--- START Rows ---

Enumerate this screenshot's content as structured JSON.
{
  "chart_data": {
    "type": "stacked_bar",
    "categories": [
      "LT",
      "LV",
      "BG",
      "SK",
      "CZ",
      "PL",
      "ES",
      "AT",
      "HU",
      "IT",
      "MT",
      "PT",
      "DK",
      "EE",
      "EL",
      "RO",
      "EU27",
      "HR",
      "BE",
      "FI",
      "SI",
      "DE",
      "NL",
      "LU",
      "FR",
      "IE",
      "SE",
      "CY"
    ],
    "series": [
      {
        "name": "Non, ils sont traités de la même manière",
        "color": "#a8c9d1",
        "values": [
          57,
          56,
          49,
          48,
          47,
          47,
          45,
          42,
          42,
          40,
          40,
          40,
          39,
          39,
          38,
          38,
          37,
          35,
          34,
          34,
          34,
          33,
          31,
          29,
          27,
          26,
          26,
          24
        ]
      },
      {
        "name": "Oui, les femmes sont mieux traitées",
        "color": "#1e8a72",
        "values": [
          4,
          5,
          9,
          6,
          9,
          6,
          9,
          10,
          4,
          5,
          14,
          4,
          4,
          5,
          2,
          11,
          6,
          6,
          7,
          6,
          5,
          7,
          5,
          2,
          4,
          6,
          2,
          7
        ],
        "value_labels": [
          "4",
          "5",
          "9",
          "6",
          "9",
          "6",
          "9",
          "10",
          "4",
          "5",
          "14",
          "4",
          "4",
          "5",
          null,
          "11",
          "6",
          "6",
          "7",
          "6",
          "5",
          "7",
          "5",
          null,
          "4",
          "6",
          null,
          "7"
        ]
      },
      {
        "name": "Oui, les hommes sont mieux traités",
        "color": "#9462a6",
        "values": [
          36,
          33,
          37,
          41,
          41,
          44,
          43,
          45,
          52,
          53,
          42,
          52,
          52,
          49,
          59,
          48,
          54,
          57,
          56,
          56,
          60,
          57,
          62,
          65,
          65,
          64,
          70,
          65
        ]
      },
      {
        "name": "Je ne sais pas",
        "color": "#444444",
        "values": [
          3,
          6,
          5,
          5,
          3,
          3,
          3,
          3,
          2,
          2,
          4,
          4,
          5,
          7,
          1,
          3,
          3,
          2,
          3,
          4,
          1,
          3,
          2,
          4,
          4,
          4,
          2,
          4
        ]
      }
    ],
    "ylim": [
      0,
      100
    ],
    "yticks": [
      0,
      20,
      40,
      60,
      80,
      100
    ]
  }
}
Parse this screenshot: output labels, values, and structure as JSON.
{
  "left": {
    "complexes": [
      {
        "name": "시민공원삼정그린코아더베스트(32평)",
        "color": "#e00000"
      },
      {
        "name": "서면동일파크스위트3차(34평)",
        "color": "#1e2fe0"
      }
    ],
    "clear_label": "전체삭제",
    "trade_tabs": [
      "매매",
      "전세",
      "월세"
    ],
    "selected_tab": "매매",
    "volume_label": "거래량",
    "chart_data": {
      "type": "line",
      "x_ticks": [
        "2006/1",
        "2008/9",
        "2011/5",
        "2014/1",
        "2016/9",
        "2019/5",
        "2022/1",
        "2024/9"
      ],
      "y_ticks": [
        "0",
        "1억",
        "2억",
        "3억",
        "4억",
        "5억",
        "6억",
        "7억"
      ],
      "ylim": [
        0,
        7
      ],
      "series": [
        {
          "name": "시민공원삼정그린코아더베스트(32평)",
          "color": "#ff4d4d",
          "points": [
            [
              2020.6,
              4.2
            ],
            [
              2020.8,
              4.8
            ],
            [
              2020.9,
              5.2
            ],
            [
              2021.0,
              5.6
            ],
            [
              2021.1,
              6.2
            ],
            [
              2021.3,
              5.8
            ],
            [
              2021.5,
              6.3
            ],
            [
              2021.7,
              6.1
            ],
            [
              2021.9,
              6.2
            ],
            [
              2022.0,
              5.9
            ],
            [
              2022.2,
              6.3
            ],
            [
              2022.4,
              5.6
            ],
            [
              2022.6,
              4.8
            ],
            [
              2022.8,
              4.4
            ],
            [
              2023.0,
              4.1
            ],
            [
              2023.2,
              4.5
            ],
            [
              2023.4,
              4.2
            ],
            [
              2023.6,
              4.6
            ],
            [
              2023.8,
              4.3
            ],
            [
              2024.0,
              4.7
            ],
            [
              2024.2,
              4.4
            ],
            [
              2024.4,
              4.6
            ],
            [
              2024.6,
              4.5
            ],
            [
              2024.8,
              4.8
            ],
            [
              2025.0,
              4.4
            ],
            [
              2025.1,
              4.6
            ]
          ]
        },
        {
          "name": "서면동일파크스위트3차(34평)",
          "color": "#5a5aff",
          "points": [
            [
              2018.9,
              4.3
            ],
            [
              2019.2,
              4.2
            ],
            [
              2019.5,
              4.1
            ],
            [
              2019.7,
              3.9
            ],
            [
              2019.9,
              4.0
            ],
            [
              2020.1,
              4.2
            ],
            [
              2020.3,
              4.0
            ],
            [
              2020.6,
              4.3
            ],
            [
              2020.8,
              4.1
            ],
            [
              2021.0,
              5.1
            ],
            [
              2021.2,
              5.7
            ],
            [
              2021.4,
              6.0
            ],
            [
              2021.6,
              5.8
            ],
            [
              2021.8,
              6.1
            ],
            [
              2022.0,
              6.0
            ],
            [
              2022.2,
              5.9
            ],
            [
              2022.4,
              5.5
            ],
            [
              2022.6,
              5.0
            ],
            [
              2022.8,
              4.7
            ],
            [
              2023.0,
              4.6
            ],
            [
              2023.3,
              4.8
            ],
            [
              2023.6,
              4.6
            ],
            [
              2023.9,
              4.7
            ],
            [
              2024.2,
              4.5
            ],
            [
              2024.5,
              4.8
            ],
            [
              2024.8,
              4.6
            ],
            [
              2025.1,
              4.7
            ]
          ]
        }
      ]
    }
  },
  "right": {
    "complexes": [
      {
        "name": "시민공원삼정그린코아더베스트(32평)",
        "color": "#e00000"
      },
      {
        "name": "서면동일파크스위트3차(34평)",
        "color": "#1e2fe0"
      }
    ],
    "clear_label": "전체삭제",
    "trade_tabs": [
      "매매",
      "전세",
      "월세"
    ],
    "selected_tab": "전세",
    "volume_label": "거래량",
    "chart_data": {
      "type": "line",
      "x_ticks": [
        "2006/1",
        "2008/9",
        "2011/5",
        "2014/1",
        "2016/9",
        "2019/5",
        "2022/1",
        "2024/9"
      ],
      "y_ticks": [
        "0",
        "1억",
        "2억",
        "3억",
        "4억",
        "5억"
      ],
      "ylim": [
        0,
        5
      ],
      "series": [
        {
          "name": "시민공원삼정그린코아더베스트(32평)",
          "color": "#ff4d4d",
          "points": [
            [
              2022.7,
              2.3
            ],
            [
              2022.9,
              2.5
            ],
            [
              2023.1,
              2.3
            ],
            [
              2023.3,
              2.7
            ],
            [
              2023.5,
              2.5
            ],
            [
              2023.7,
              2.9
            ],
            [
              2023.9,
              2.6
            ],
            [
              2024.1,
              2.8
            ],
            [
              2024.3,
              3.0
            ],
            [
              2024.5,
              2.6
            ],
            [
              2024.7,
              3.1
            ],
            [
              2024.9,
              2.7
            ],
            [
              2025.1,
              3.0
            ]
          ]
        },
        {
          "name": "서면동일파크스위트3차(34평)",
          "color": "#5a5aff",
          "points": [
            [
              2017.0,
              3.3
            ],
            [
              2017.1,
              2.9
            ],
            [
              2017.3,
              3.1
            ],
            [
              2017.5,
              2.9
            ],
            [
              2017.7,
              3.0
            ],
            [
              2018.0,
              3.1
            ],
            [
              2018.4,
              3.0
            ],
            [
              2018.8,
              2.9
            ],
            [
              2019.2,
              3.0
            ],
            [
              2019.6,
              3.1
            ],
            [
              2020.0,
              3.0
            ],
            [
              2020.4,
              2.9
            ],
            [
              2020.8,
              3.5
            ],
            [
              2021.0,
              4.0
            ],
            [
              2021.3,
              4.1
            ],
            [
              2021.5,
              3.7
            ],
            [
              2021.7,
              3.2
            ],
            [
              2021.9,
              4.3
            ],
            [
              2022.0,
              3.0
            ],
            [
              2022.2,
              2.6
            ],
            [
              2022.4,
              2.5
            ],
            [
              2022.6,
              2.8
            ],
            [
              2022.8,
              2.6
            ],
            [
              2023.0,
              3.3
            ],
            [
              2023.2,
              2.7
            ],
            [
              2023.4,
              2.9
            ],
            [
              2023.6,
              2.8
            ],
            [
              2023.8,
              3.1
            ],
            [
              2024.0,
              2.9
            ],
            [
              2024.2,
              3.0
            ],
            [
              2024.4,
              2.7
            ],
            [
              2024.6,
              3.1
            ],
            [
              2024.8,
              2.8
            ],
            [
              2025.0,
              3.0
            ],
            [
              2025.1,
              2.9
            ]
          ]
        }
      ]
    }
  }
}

--- END Rows ---

** Exercise **
Scan the data above; copy every line where "mieux" appears.

** Final result **
        "name": "Oui, les femmes sont mieux traitées",
        "name": "Oui, les hommes sont mieux traités",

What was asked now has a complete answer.